**What you have to do**
Your task is to filter the data below down to the lines holding "Graphite".
------------------------------------------------------------------------
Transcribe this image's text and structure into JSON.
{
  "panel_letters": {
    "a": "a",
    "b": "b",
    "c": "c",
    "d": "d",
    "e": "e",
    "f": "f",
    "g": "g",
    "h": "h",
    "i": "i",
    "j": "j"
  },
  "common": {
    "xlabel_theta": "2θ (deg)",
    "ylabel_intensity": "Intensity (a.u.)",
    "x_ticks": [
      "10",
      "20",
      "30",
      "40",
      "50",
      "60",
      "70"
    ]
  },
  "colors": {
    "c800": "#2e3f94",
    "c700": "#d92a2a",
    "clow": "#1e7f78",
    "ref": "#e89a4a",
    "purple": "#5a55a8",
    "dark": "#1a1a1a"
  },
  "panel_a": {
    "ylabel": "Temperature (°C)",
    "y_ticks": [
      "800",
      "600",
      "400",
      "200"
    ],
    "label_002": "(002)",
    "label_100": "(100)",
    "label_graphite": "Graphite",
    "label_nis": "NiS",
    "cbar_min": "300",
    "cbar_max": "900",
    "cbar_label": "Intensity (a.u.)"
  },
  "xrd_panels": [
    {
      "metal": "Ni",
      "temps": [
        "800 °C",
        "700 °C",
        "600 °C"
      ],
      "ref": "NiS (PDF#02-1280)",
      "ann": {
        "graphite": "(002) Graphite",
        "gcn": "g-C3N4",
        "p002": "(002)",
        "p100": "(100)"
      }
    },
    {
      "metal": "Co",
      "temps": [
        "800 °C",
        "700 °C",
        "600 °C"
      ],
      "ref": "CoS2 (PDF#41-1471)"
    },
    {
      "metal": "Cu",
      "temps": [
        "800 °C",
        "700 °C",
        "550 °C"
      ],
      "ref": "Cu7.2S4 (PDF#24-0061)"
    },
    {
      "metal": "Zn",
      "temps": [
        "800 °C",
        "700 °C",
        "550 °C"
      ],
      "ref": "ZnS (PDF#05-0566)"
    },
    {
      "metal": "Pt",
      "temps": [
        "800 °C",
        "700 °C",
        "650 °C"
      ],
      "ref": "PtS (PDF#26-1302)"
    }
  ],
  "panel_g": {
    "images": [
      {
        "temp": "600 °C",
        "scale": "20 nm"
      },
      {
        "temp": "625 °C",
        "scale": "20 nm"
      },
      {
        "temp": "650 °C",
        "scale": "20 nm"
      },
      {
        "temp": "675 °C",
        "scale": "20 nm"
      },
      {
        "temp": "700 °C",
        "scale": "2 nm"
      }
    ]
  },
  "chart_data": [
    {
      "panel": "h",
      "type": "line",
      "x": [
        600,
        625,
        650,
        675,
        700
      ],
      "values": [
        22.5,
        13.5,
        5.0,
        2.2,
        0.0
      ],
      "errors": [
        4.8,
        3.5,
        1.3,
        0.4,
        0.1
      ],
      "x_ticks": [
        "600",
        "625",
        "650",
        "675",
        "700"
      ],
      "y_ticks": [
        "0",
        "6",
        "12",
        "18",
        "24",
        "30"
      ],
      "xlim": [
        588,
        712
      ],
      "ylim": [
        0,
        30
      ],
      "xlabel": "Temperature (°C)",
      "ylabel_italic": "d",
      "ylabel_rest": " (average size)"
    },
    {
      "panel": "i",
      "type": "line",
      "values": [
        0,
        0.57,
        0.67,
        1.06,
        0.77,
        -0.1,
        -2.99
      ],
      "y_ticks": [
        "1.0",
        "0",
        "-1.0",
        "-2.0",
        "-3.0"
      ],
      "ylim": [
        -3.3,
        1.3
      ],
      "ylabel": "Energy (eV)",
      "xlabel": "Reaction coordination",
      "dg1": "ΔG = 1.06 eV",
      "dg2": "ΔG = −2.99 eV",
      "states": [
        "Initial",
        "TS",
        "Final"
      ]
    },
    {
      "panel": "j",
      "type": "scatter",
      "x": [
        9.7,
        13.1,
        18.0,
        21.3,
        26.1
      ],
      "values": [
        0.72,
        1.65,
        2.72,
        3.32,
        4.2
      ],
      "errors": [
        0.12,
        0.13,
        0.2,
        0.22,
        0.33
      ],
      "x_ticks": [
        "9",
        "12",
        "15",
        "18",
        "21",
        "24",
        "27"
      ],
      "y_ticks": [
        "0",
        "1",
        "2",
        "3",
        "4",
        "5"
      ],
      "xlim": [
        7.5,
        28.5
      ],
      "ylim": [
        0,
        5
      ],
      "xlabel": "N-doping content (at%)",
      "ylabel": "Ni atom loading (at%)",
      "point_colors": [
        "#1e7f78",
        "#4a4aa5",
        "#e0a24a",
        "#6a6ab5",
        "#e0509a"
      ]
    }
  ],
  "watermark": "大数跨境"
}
------------------------------------------------------------------------
**Exercise response**
    "label_graphite": "Graphite",
        "graphite": "(002) Graphite",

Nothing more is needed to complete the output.